Exercise requirements: Every line that holds "高中阶段招生考试" should be shown.

Listed records:
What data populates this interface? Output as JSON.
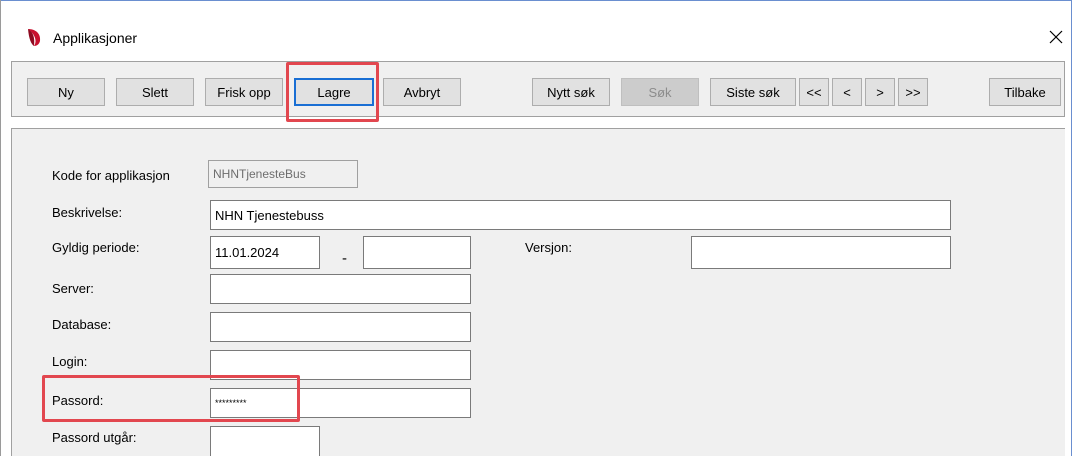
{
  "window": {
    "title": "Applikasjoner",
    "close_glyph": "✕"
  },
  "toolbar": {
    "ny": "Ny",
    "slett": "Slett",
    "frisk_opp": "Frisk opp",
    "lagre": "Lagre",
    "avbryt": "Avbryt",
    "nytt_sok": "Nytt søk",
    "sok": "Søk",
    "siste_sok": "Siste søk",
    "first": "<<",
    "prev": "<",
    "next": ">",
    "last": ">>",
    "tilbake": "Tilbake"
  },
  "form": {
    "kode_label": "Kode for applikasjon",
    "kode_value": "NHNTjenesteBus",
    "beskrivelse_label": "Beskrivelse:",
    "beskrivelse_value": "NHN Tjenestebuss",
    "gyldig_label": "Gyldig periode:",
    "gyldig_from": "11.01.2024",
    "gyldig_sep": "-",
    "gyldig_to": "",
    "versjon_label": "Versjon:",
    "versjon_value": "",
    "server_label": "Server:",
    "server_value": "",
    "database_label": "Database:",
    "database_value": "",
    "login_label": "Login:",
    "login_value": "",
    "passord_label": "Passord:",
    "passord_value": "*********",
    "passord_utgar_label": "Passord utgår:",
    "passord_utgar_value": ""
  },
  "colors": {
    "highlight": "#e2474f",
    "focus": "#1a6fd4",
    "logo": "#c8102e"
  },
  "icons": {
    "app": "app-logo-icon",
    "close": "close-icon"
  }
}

--

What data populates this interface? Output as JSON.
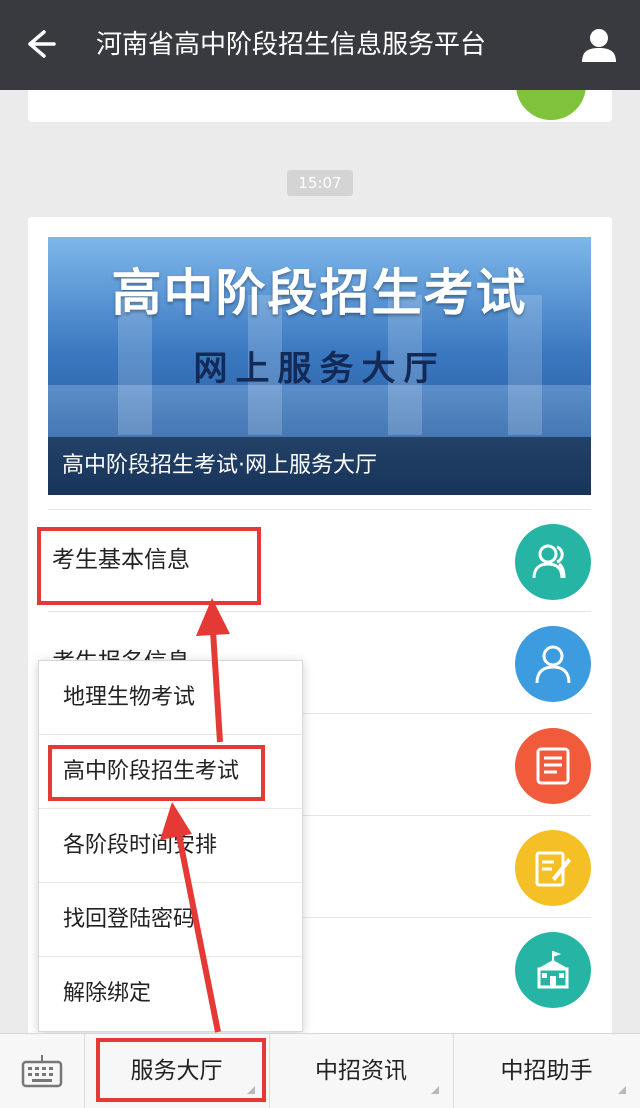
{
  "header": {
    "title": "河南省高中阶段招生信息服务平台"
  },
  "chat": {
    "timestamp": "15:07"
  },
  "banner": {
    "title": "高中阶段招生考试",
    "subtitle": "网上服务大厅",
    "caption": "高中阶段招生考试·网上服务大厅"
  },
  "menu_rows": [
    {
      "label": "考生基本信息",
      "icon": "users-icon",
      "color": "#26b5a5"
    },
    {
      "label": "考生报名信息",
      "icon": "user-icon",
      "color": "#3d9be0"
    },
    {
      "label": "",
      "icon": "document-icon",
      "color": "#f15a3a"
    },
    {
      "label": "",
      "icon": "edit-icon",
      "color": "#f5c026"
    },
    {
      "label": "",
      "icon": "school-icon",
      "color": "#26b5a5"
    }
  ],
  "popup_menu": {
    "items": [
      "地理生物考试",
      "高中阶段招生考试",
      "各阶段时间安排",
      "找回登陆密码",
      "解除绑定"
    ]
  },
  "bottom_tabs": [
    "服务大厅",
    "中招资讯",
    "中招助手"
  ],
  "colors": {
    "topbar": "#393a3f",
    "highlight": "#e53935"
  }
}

The output:
    "title": "高中阶段招生考试",
    "caption": "高中阶段招生考试·网上服务大厅"
      "高中阶段招生考试",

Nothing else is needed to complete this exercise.